• WORK TO COMPLETE
Quote the entries in full, character for character, without their images.

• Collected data
* begin *
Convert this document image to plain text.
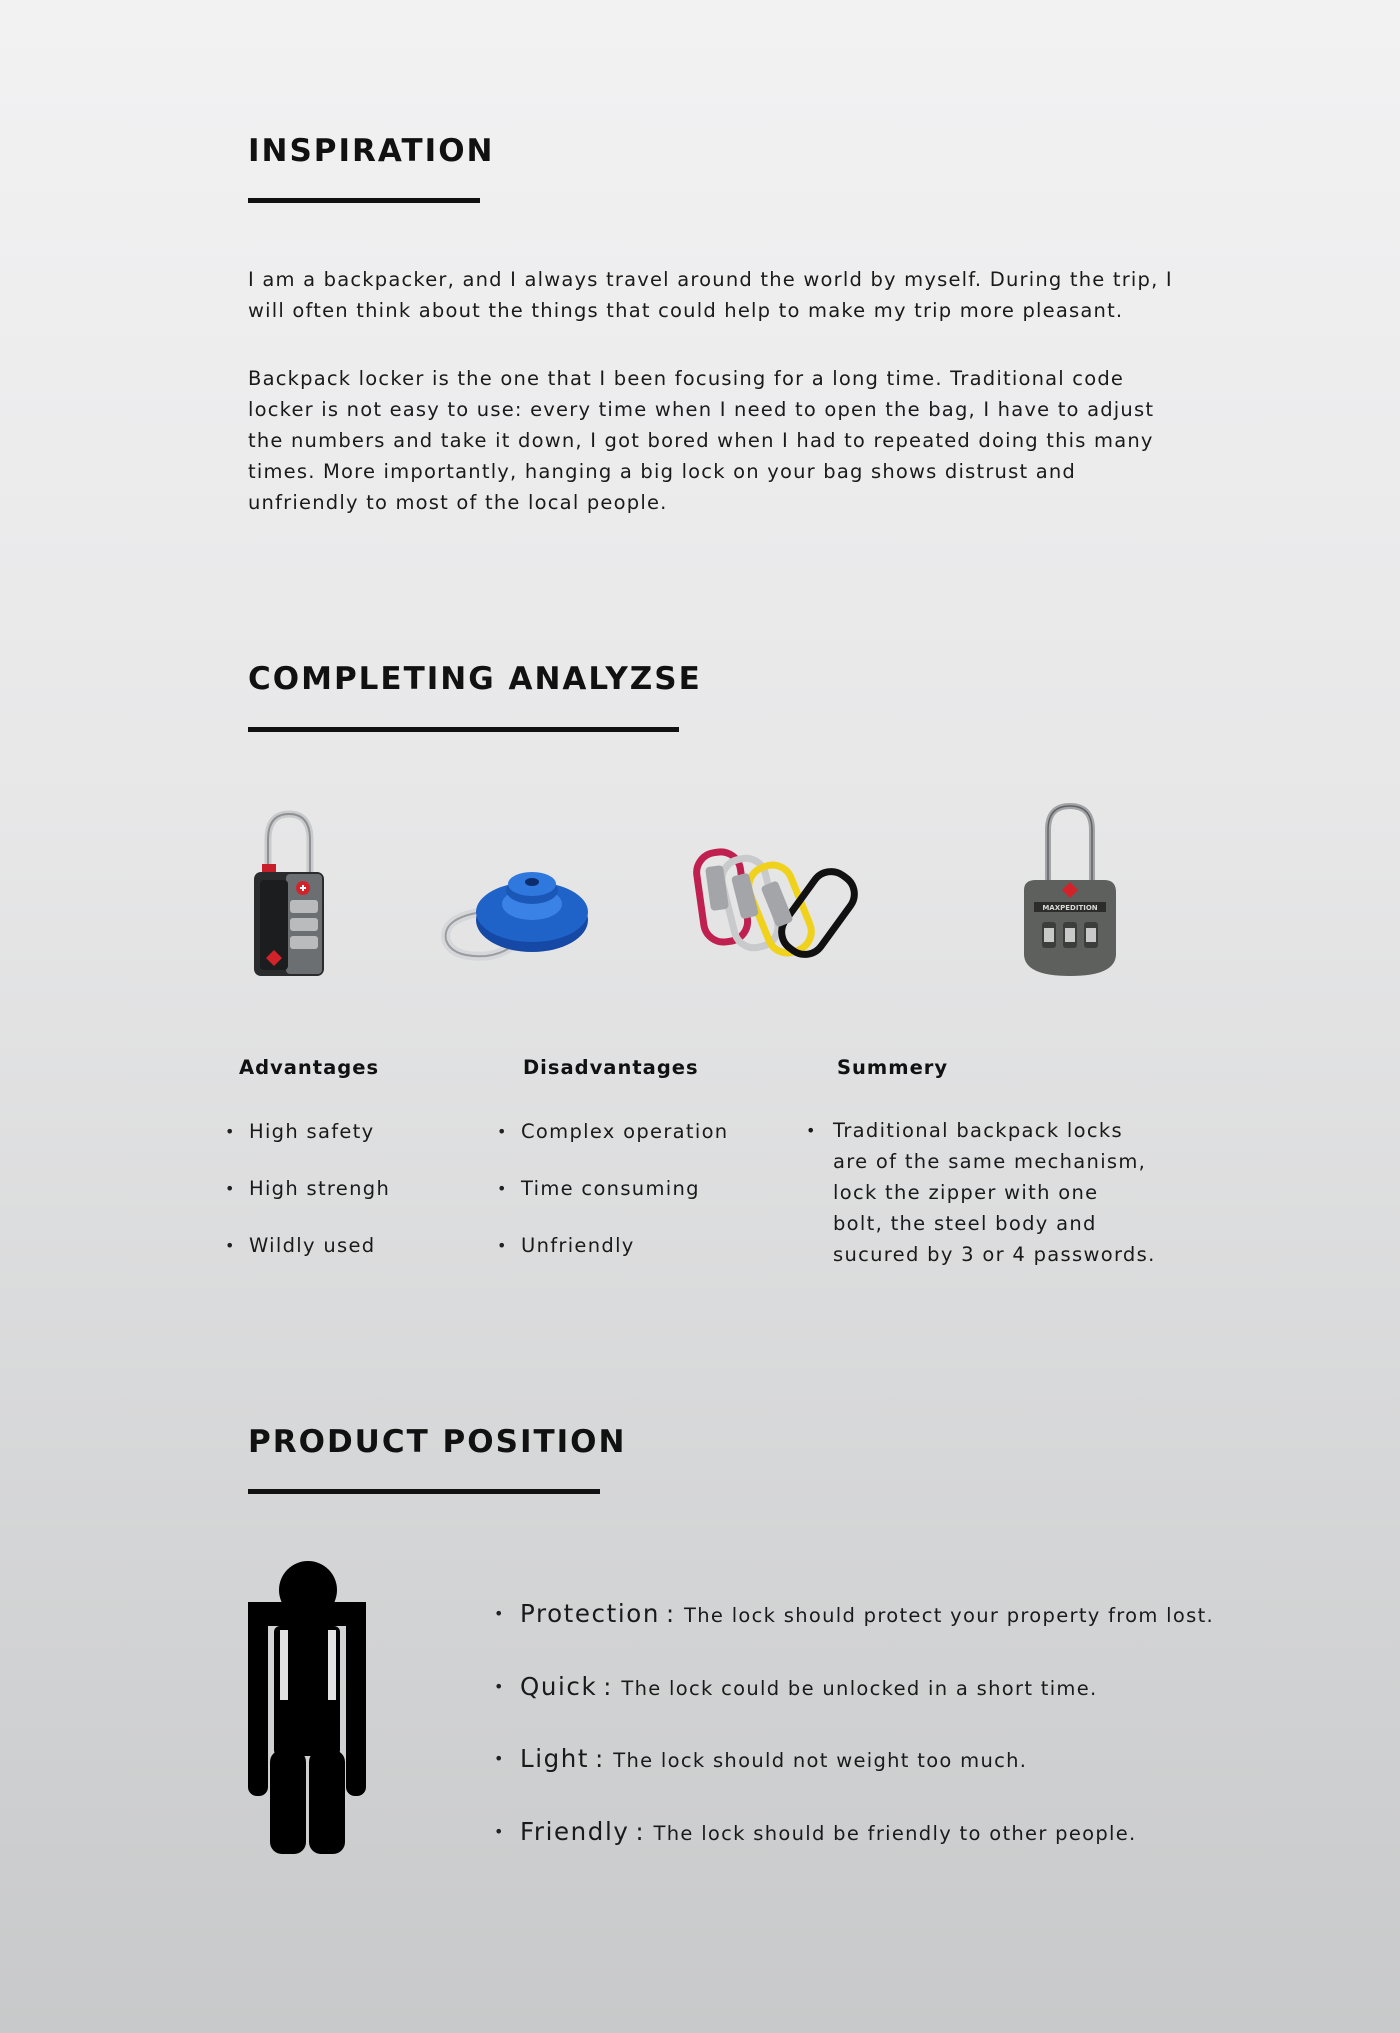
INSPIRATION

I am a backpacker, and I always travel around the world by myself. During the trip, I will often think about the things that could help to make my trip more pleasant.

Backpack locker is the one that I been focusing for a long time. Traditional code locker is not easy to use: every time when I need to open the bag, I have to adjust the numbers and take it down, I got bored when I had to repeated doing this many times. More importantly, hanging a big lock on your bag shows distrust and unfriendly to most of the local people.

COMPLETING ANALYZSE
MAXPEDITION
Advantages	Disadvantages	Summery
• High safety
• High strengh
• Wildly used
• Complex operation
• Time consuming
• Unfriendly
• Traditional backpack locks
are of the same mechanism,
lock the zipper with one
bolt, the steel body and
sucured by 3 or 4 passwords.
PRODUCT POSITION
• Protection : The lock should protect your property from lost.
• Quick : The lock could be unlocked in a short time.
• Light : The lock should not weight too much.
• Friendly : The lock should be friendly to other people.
* end *
• RESPONSE TO THE EXERCISE
Convert this document image to plain text.
INSPIRATION

I am a backpacker, and I always travel around the world by myself. During the trip, I will often think about the things that could help to make my trip more pleasant.

Backpack locker is the one that I been focusing for a long time. Traditional code locker is not easy to use: every time when I need to open the bag, I have to adjust the numbers and take it down, I got bored when I had to repeated doing this many times. More importantly, hanging a big lock on your bag shows distrust and unfriendly to most of the local people.

COMPLETING ANALYZSE
MAXPEDITION
Advantages	Disadvantages	Summery
• High safety
• High strengh
• Wildly used
• Complex operation
• Time consuming
• Unfriendly
• Traditional backpack locks
are of the same mechanism,
lock the zipper with one
bolt, the steel body and
sucured by 3 or 4 passwords.
PRODUCT POSITION
• Protection : The lock should protect your property from lost.
• Quick : The lock could be unlocked in a short time.
• Light : The lock should not weight too much.
• Friendly : The lock should be friendly to other people.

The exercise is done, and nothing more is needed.